• Objective
Copy the lines that follow, keeping every character the same.

Records from a collection of figures

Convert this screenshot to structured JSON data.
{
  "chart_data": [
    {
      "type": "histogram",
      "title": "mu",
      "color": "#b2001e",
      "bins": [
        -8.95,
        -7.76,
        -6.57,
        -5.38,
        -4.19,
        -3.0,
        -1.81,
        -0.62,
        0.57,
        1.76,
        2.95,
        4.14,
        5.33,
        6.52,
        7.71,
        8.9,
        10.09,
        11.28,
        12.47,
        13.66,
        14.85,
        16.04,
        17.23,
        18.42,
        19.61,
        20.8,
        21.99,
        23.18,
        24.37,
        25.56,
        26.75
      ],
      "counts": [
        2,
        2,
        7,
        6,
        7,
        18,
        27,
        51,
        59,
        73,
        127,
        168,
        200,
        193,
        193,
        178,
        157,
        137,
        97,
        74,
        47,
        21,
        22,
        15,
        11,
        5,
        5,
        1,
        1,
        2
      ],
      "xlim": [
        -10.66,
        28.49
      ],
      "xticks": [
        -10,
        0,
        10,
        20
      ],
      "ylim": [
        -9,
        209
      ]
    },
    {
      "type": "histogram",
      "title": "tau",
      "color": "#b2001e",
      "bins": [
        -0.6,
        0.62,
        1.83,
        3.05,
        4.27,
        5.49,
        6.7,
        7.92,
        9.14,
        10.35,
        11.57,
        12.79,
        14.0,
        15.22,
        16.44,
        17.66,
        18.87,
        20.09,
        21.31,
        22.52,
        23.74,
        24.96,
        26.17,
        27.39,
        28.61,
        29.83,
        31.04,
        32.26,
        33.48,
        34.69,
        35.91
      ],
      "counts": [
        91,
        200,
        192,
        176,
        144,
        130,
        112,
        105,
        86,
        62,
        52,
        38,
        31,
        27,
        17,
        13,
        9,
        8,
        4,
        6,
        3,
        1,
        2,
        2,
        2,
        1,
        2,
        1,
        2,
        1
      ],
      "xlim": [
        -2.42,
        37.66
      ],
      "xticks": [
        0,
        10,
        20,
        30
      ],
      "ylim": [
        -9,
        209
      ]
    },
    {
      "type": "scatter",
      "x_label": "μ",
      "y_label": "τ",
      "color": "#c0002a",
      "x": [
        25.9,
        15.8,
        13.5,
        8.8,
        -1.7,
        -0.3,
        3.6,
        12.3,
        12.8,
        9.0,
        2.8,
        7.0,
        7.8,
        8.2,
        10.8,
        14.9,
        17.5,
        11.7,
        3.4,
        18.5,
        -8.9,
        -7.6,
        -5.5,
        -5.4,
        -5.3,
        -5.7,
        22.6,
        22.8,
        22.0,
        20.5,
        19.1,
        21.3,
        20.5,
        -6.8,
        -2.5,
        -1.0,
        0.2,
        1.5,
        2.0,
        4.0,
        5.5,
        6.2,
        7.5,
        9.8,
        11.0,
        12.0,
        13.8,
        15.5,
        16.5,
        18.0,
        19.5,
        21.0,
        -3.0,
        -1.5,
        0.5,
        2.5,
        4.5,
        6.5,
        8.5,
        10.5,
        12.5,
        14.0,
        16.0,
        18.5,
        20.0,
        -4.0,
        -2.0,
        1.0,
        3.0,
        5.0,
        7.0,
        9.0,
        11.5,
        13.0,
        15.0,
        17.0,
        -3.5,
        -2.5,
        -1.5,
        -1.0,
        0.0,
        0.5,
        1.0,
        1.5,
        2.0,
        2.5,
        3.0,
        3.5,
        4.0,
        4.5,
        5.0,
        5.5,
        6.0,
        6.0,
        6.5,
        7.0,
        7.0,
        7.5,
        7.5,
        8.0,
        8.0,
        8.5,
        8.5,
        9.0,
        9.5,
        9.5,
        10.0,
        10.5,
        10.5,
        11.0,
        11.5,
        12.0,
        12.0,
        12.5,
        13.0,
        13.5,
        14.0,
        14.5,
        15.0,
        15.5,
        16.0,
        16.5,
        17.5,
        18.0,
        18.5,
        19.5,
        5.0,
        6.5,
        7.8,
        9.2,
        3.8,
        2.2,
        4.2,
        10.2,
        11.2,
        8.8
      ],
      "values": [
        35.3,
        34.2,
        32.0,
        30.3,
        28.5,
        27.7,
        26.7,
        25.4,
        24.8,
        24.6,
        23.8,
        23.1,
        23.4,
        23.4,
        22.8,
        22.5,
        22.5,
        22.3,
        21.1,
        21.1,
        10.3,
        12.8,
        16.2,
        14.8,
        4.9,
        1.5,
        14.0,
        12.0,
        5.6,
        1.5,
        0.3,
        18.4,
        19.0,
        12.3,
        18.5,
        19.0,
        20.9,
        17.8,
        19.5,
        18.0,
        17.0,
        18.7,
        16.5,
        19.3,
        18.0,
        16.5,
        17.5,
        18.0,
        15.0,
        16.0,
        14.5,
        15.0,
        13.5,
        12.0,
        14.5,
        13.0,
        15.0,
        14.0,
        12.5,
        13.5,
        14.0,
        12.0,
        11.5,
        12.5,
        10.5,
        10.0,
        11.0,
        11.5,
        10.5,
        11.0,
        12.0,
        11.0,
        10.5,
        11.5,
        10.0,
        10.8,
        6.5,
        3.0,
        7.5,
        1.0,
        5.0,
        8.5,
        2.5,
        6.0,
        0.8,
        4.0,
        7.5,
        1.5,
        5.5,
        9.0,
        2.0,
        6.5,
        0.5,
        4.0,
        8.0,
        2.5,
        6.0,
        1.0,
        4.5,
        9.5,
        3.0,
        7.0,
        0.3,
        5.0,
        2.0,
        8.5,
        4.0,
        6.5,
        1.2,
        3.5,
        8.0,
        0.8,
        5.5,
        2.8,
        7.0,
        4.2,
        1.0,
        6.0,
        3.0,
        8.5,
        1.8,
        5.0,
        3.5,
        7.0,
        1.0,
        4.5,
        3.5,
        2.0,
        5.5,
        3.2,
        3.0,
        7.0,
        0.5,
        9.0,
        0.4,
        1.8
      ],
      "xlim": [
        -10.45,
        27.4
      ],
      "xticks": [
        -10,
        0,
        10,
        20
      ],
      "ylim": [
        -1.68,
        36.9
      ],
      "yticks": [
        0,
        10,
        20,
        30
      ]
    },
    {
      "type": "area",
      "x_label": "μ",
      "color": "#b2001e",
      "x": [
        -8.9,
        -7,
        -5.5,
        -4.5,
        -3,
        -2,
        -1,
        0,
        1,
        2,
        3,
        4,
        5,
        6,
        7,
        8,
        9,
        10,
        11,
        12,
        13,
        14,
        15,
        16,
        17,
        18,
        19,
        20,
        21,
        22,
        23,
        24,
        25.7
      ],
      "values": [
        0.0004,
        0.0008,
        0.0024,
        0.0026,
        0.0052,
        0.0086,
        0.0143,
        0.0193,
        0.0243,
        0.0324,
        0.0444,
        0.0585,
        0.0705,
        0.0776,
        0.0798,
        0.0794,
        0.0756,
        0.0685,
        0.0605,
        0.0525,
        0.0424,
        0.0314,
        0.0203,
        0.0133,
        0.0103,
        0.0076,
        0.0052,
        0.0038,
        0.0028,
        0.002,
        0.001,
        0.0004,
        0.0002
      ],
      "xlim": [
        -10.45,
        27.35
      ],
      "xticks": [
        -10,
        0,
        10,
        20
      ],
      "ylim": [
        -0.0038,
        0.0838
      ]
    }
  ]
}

• Result for this task
Convert this screenshot to structured JSON data.
{
  "chart_data": [
    {
      "type": "histogram",
      "title": "mu",
      "color": "#b2001e",
      "bins": [
        -8.95,
        -7.76,
        -6.57,
        -5.38,
        -4.19,
        -3.0,
        -1.81,
        -0.62,
        0.57,
        1.76,
        2.95,
        4.14,
        5.33,
        6.52,
        7.71,
        8.9,
        10.09,
        11.28,
        12.47,
        13.66,
        14.85,
        16.04,
        17.23,
        18.42,
        19.61,
        20.8,
        21.99,
        23.18,
        24.37,
        25.56,
        26.75
      ],
      "counts": [
        2,
        2,
        7,
        6,
        7,
        18,
        27,
        51,
        59,
        73,
        127,
        168,
        200,
        193,
        193,
        178,
        157,
        137,
        97,
        74,
        47,
        21,
        22,
        15,
        11,
        5,
        5,
        1,
        1,
        2
      ],
      "xlim": [
        -10.66,
        28.49
      ],
      "xticks": [
        -10,
        0,
        10,
        20
      ],
      "ylim": [
        -9,
        209
      ]
    },
    {
      "type": "histogram",
      "title": "tau",
      "color": "#b2001e",
      "bins": [
        -0.6,
        0.62,
        1.83,
        3.05,
        4.27,
        5.49,
        6.7,
        7.92,
        9.14,
        10.35,
        11.57,
        12.79,
        14.0,
        15.22,
        16.44,
        17.66,
        18.87,
        20.09,
        21.31,
        22.52,
        23.74,
        24.96,
        26.17,
        27.39,
        28.61,
        29.83,
        31.04,
        32.26,
        33.48,
        34.69,
        35.91
      ],
      "counts": [
        91,
        200,
        192,
        176,
        144,
        130,
        112,
        105,
        86,
        62,
        52,
        38,
        31,
        27,
        17,
        13,
        9,
        8,
        4,
        6,
        3,
        1,
        2,
        2,
        2,
        1,
        2,
        1,
        2,
        1
      ],
      "xlim": [
        -2.42,
        37.66
      ],
      "xticks": [
        0,
        10,
        20,
        30
      ],
      "ylim": [
        -9,
        209
      ]
    },
    {
      "type": "scatter",
      "x_label": "μ",
      "y_label": "τ",
      "color": "#c0002a",
      "x": [
        25.9,
        15.8,
        13.5,
        8.8,
        -1.7,
        -0.3,
        3.6,
        12.3,
        12.8,
        9.0,
        2.8,
        7.0,
        7.8,
        8.2,
        10.8,
        14.9,
        17.5,
        11.7,
        3.4,
        18.5,
        -8.9,
        -7.6,
        -5.5,
        -5.4,
        -5.3,
        -5.7,
        22.6,
        22.8,
        22.0,
        20.5,
        19.1,
        21.3,
        20.5,
        -6.8,
        -2.5,
        -1.0,
        0.2,
        1.5,
        2.0,
        4.0,
        5.5,
        6.2,
        7.5,
        9.8,
        11.0,
        12.0,
        13.8,
        15.5,
        16.5,
        18.0,
        19.5,
        21.0,
        -3.0,
        -1.5,
        0.5,
        2.5,
        4.5,
        6.5,
        8.5,
        10.5,
        12.5,
        14.0,
        16.0,
        18.5,
        20.0,
        -4.0,
        -2.0,
        1.0,
        3.0,
        5.0,
        7.0,
        9.0,
        11.5,
        13.0,
        15.0,
        17.0,
        -3.5,
        -2.5,
        -1.5,
        -1.0,
        0.0,
        0.5,
        1.0,
        1.5,
        2.0,
        2.5,
        3.0,
        3.5,
        4.0,
        4.5,
        5.0,
        5.5,
        6.0,
        6.0,
        6.5,
        7.0,
        7.0,
        7.5,
        7.5,
        8.0,
        8.0,
        8.5,
        8.5,
        9.0,
        9.5,
        9.5,
        10.0,
        10.5,
        10.5,
        11.0,
        11.5,
        12.0,
        12.0,
        12.5,
        13.0,
        13.5,
        14.0,
        14.5,
        15.0,
        15.5,
        16.0,
        16.5,
        17.5,
        18.0,
        18.5,
        19.5,
        5.0,
        6.5,
        7.8,
        9.2,
        3.8,
        2.2,
        4.2,
        10.2,
        11.2,
        8.8
      ],
      "values": [
        35.3,
        34.2,
        32.0,
        30.3,
        28.5,
        27.7,
        26.7,
        25.4,
        24.8,
        24.6,
        23.8,
        23.1,
        23.4,
        23.4,
        22.8,
        22.5,
        22.5,
        22.3,
        21.1,
        21.1,
        10.3,
        12.8,
        16.2,
        14.8,
        4.9,
        1.5,
        14.0,
        12.0,
        5.6,
        1.5,
        0.3,
        18.4,
        19.0,
        12.3,
        18.5,
        19.0,
        20.9,
        17.8,
        19.5,
        18.0,
        17.0,
        18.7,
        16.5,
        19.3,
        18.0,
        16.5,
        17.5,
        18.0,
        15.0,
        16.0,
        14.5,
        15.0,
        13.5,
        12.0,
        14.5,
        13.0,
        15.0,
        14.0,
        12.5,
        13.5,
        14.0,
        12.0,
        11.5,
        12.5,
        10.5,
        10.0,
        11.0,
        11.5,
        10.5,
        11.0,
        12.0,
        11.0,
        10.5,
        11.5,
        10.0,
        10.8,
        6.5,
        3.0,
        7.5,
        1.0,
        5.0,
        8.5,
        2.5,
        6.0,
        0.8,
        4.0,
        7.5,
        1.5,
        5.5,
        9.0,
        2.0,
        6.5,
        0.5,
        4.0,
        8.0,
        2.5,
        6.0,
        1.0,
        4.5,
        9.5,
        3.0,
        7.0,
        0.3,
        5.0,
        2.0,
        8.5,
        4.0,
        6.5,
        1.2,
        3.5,
        8.0,
        0.8,
        5.5,
        2.8,
        7.0,
        4.2,
        1.0,
        6.0,
        3.0,
        8.5,
        1.8,
        5.0,
        3.5,
        7.0,
        1.0,
        4.5,
        3.5,
        2.0,
        5.5,
        3.2,
        3.0,
        7.0,
        0.5,
        9.0,
        0.4,
        1.8
      ],
      "xlim": [
        -10.45,
        27.4
      ],
      "xticks": [
        -10,
        0,
        10,
        20
      ],
      "ylim": [
        -1.68,
        36.9
      ],
      "yticks": [
        0,
        10,
        20,
        30
      ]
    },
    {
      "type": "area",
      "x_label": "μ",
      "color": "#b2001e",
      "x": [
        -8.9,
        -7,
        -5.5,
        -4.5,
        -3,
        -2,
        -1,
        0,
        1,
        2,
        3,
        4,
        5,
        6,
        7,
        8,
        9,
        10,
        11,
        12,
        13,
        14,
        15,
        16,
        17,
        18,
        19,
        20,
        21,
        22,
        23,
        24,
        25.7
      ],
      "values": [
        0.0004,
        0.0008,
        0.0024,
        0.0026,
        0.0052,
        0.0086,
        0.0143,
        0.0193,
        0.0243,
        0.0324,
        0.0444,
        0.0585,
        0.0705,
        0.0776,
        0.0798,
        0.0794,
        0.0756,
        0.0685,
        0.0605,
        0.0525,
        0.0424,
        0.0314,
        0.0203,
        0.0133,
        0.0103,
        0.0076,
        0.0052,
        0.0038,
        0.0028,
        0.002,
        0.001,
        0.0004,
        0.0002
      ],
      "xlim": [
        -10.45,
        27.35
      ],
      "xticks": [
        -10,
        0,
        10,
        20
      ],
      "ylim": [
        -0.0038,
        0.0838
      ]
    }
  ]
}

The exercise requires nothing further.